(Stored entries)
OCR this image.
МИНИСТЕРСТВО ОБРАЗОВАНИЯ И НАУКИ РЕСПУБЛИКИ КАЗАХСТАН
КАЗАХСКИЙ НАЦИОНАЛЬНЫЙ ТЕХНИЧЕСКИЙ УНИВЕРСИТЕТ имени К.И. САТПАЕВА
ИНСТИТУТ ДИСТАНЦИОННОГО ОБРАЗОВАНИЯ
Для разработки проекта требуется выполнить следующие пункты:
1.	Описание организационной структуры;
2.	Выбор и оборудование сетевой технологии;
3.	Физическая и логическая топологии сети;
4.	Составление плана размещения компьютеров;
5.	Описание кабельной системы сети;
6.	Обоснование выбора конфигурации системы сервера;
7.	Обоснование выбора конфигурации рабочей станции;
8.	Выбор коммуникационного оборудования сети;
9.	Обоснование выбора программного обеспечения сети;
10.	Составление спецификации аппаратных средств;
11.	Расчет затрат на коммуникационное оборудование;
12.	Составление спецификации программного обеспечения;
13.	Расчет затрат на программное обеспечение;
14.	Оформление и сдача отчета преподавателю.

# To be done
Using the records above, pull out each line where the word "выбора" occurs.

# Answer to the problem
6.	Обоснование выбора конфигурации системы сервера;
7.	Обоснование выбора конфигурации рабочей станции;
9.	Обоснование выбора программного обеспечения сети;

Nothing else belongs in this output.